Description of problem: There are 2 upstream kernel patches that attempted an optimization to global_flush_tlb and subsequently removed this optimization. Red Hat's kernels have picked up the first of these two changes, but not the later. the attempted optimization caused global_flush_tlb to only flush the caches and tlbs if pages sent to change_page_attr had been restored back to the 'cached' state. if the pages were modified to the 'uncached' state, global_flush_tlb would skip flushing the caches and tlbs (right when it's needed the most). the net result is that stale cache data exists for pages marked uncached and used for dma push buffers. this stale cache data can later be flushed, corrupting push buffer data. the file and changes in question are linux/arch/x86_64/mm/pageattr.c, revisions 1.16 and 1.17. the problem is that df_list only contains pages added to the list by change_page_attr when the page is being reverted. pages being marked uncached are never added to this list. so when global_flush_tlb is called, it early exits, due to no pages being in the df_list and as a result, does not flush the caches/tlb. Version-Release number of selected component (if applicable): How reproducible: by their very nature, caching issues range greatly in reproducibility, depending on system and application. an earlier customer report that first reported this could reproduce it very easily. we worked around this by adding an extra flush in our driver, but we're still seeing problems when running stress tests for multiple days, so we're re-investigating our workaround. hopefully there's enough information above about the problem. if needed, I can try to put together a specific reproduction for you. Steps to Reproduce: 1. 2. 3. Actual results: Expected results: Additional info:
I just wanted to check if there were any updates to this. I was hoping there would be an updated kernel package that we could have some of our customers test to verify if their bugs were related to this. thanks.
I am also waiting for a Redhat comment/test kernel for this. Please also see my IT#90639.
Terence, exactly which patches are you referring to? From a look at upstream, it looks like you may be talking about http://git.kernel.org/git/?p=linux/kernel/git/stable/linux-2.6.16.y.git;a=blobdiff;h=b90e8fe9eeb00509da9cbda82aa45034e38a64c2;hp=94862e1ec032d2616ca270071e70fb523e1aa150;hb=094804c5a132f04c12dd4902ee15c64362e5c1af;f=arch/x86_64/mm/pageattr.c @@ -220,8 +220,6 @@ void global_flush_tlb(void) down_read(&init_mm.mmap_sem); df = xchg(&df_list, NULL); up_read(&init_mm.mmap_sem); - if (!df) - return; flush_map((df && !df->next) ? df->address : 0); for (; df; df = next_df) { next_df = df->next; which effectively reverts one of the changes we apply in our linux-2.6.9-x86_64-change_page_attr-flush-fix.patch Could you confirm which patches you are referring to?

• Data lines:
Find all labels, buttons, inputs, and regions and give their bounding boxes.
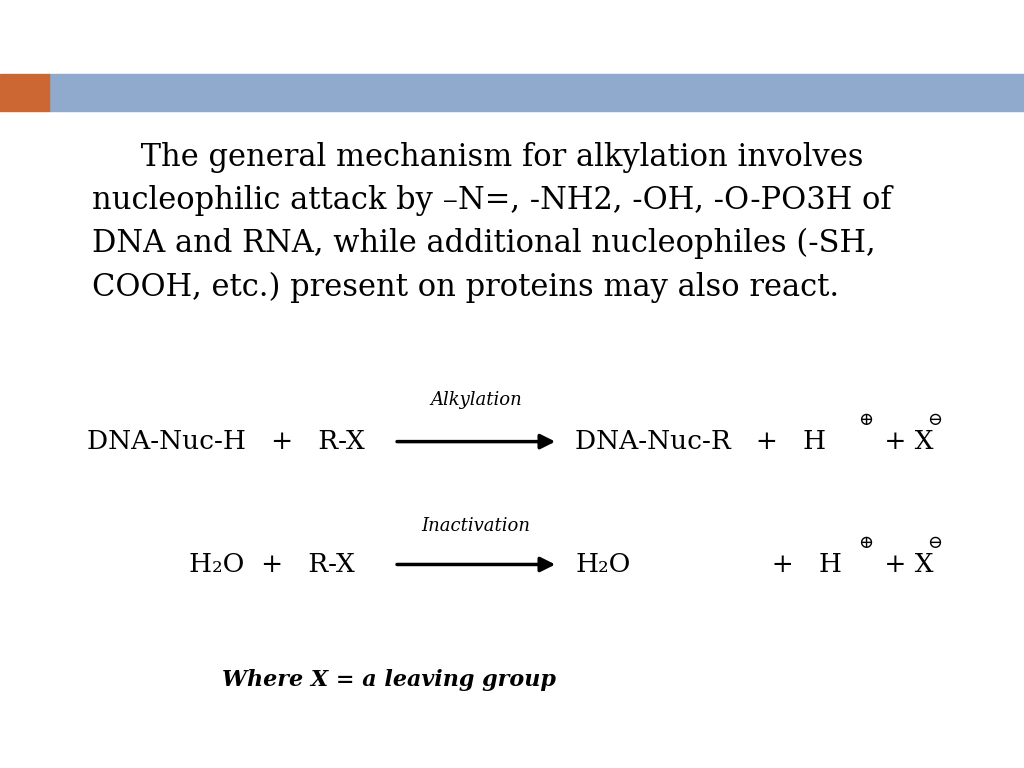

• Written problem: The first post of the pageattr bug thread is laid out under bug-report template field labels that end in a colon. List every one of those labels in order.

• Result:
1. Description of problem
2. Version-Release number of selected component (if applicable)
3. How reproducible
4. Steps to Reproduce
5. Actual results
6. Expected results
7. Additional info